GIVEN PROBLEM =
Copy every line of the data in which the word "stałe" occurs.

(Data entries)
-- Start --

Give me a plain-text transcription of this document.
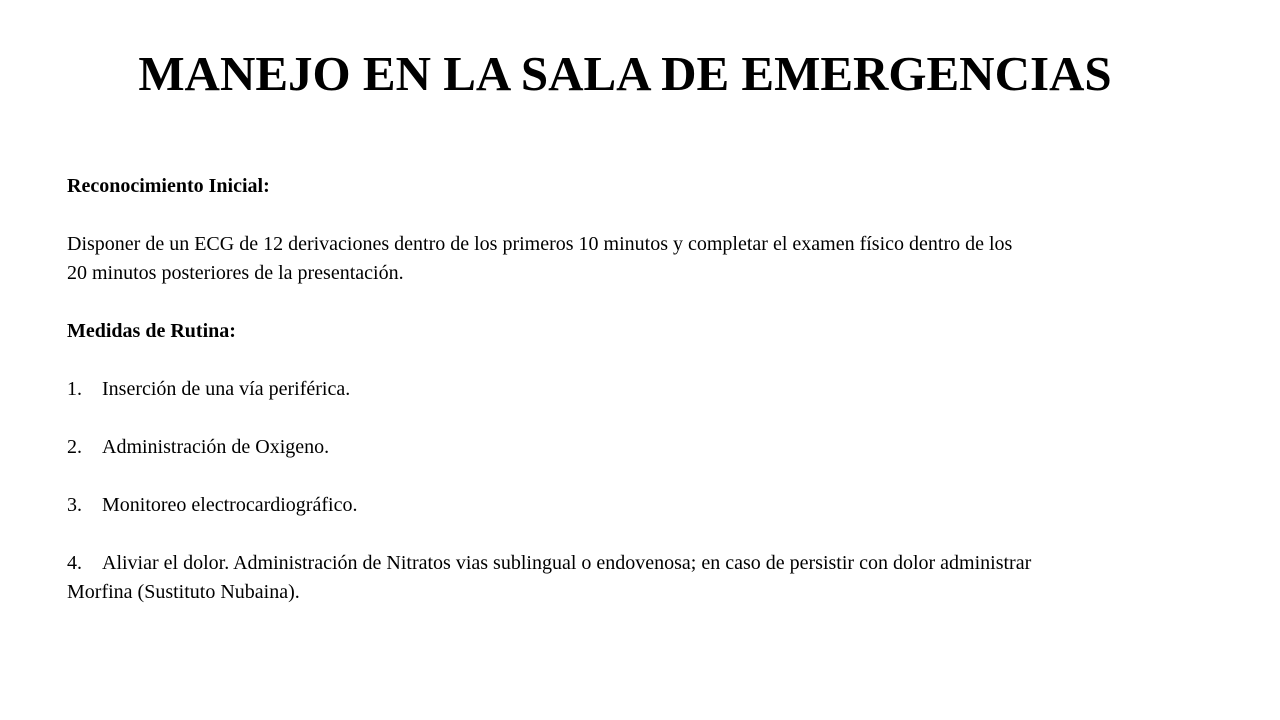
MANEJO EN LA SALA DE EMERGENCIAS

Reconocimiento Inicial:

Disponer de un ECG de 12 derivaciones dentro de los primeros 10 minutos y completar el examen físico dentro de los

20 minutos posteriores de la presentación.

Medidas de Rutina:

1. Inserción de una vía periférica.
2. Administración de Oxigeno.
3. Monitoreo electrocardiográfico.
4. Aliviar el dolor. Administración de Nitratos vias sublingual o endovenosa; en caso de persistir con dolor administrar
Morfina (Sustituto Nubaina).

-- End --
-- Start --

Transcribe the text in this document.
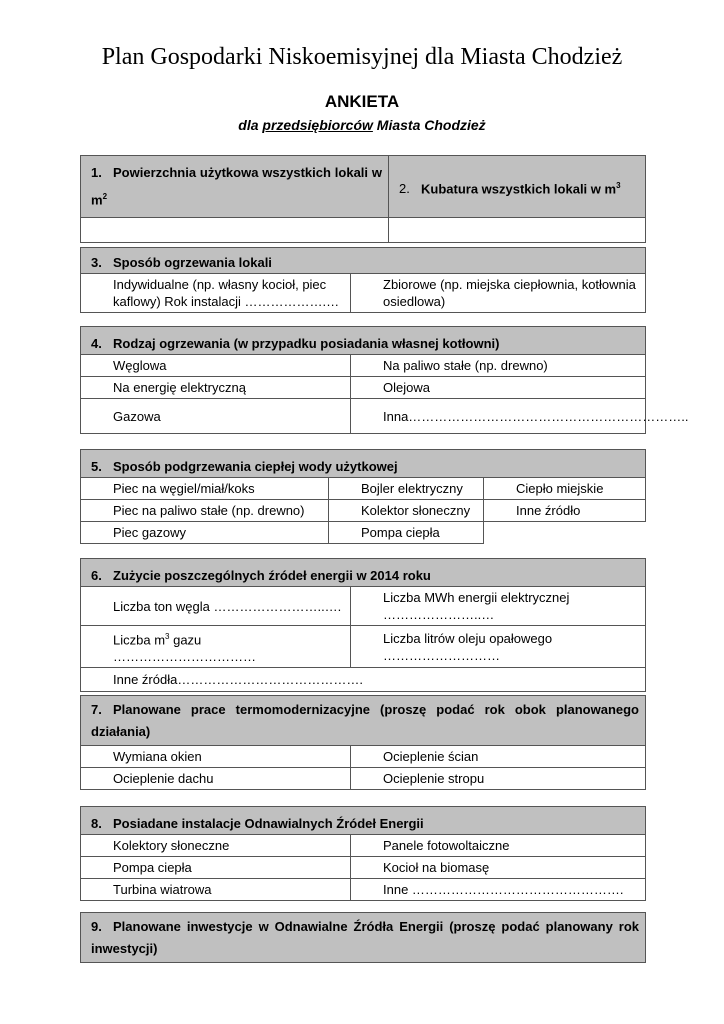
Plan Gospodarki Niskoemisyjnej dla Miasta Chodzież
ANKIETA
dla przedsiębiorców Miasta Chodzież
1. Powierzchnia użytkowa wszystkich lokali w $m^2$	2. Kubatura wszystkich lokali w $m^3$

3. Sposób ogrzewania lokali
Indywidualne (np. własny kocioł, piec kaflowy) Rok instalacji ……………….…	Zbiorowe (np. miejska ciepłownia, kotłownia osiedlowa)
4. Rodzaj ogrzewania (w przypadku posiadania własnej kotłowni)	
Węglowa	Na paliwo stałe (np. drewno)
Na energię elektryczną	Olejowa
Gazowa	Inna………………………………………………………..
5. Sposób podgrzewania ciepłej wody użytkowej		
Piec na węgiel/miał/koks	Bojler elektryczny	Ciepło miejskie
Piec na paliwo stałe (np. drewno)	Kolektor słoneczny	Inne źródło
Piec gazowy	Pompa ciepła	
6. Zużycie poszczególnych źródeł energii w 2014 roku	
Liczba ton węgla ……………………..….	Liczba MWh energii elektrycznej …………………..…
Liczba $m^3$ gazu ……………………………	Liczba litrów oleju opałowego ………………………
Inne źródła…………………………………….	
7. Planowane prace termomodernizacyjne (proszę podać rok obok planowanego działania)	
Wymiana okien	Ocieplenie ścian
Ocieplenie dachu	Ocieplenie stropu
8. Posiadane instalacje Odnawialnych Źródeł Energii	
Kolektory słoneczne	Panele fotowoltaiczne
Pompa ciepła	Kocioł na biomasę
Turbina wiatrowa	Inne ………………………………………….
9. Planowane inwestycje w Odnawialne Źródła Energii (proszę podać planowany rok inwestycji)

-- End --

THE SOLUTION =
Węglowa	Na paliwo stałe (np. drewno)
Piec na paliwo stałe (np. drewno)	Kolektor słoneczny	Inne źródło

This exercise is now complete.